→ **What to do**:
Extract every line that includes the string "likes".

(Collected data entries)
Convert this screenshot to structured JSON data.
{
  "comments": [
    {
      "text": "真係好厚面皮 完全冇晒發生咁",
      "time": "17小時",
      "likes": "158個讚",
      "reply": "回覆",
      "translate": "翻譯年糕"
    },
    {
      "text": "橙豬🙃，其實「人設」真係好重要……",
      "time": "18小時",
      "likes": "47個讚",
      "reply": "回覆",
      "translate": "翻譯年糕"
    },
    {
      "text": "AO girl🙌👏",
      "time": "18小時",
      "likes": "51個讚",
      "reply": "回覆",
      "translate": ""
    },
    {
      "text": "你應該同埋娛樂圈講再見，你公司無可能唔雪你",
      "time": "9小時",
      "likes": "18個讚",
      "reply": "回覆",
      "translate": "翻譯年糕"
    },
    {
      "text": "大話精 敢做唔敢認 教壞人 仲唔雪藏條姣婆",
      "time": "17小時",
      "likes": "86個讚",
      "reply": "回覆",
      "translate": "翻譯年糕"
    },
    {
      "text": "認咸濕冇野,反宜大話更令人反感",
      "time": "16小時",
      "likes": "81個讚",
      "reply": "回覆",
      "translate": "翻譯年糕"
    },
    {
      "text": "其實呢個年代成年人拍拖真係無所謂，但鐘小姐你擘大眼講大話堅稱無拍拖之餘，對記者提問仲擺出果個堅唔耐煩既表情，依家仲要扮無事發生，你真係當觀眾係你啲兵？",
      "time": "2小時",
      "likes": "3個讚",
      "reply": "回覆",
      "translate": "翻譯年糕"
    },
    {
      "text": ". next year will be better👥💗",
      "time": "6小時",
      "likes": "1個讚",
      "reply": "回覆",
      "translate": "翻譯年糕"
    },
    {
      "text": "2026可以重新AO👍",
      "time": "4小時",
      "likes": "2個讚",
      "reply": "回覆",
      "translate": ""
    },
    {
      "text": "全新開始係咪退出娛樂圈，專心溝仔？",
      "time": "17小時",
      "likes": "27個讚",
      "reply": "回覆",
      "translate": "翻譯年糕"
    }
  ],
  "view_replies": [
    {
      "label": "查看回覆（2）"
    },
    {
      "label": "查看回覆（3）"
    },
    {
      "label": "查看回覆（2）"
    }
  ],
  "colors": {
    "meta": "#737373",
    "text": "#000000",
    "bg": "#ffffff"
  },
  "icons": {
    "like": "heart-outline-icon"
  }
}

* * *

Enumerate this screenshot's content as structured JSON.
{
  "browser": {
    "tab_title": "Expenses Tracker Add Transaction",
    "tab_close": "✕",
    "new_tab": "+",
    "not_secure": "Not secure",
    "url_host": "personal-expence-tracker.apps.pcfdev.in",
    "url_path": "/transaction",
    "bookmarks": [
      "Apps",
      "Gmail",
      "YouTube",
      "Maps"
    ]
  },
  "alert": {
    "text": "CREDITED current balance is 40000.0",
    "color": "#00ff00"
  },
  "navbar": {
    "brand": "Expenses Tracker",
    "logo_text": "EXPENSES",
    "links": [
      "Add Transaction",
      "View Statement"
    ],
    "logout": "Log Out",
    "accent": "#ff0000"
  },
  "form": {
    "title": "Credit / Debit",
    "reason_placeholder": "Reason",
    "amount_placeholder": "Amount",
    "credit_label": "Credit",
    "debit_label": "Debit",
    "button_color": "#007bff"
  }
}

→ **Correct output**:
      "likes": "158個讚",
      "likes": "47個讚",
      "likes": "51個讚",
      "likes": "18個讚",
      "likes": "86個讚",
      "likes": "81個讚",
      "likes": "3個讚",
      "likes": "1個讚",
      "likes": "2個讚",
      "likes": "27個讚",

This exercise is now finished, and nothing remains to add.